## TASK TO CARRY OUT
Are you able to retype all the records below exactly?

## SUPPLIED DATA
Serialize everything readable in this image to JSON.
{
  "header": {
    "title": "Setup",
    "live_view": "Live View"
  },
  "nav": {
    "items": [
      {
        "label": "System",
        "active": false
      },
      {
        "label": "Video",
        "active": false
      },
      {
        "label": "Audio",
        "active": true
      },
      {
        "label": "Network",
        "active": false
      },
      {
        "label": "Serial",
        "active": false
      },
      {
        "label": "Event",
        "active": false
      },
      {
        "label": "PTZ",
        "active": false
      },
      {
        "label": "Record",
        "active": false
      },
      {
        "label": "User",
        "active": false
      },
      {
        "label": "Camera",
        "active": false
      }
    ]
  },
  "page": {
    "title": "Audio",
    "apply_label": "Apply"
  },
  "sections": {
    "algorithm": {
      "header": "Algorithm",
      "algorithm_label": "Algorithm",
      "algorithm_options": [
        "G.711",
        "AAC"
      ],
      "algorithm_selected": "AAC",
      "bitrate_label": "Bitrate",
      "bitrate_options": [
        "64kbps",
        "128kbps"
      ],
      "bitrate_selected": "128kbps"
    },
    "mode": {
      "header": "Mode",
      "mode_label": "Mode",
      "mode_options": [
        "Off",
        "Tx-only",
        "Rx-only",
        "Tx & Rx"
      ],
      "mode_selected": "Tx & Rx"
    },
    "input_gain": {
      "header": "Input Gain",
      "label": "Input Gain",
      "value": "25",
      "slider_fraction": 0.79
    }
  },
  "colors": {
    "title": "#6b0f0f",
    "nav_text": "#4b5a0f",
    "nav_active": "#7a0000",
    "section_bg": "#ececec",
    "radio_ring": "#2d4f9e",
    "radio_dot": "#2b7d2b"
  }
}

## SOLUTION FOR THIS TASK
Serialize everything readable in this image to JSON.
{
  "header": {
    "title": "Setup",
    "live_view": "Live View"
  },
  "nav": {
    "items": [
      {
        "label": "System",
        "active": false
      },
      {
        "label": "Video",
        "active": false
      },
      {
        "label": "Audio",
        "active": true
      },
      {
        "label": "Network",
        "active": false
      },
      {
        "label": "Serial",
        "active": false
      },
      {
        "label": "Event",
        "active": false
      },
      {
        "label": "PTZ",
        "active": false
      },
      {
        "label": "Record",
        "active": false
      },
      {
        "label": "User",
        "active": false
      },
      {
        "label": "Camera",
        "active": false
      }
    ]
  },
  "page": {
    "title": "Audio",
    "apply_label": "Apply"
  },
  "sections": {
    "algorithm": {
      "header": "Algorithm",
      "algorithm_label": "Algorithm",
      "algorithm_options": [
        "G.711",
        "AAC"
      ],
      "algorithm_selected": "AAC",
      "bitrate_label": "Bitrate",
      "bitrate_options": [
        "64kbps",
        "128kbps"
      ],
      "bitrate_selected": "128kbps"
    },
    "mode": {
      "header": "Mode",
      "mode_label": "Mode",
      "mode_options": [
        "Off",
        "Tx-only",
        "Rx-only",
        "Tx & Rx"
      ],
      "mode_selected": "Tx & Rx"
    },
    "input_gain": {
      "header": "Input Gain",
      "label": "Input Gain",
      "value": "25",
      "slider_fraction": 0.79
    }
  },
  "colors": {
    "title": "#6b0f0f",
    "nav_text": "#4b5a0f",
    "nav_active": "#7a0000",
    "section_bg": "#ececec",
    "radio_ring": "#2d4f9e",
    "radio_dot": "#2b7d2b"
  }
}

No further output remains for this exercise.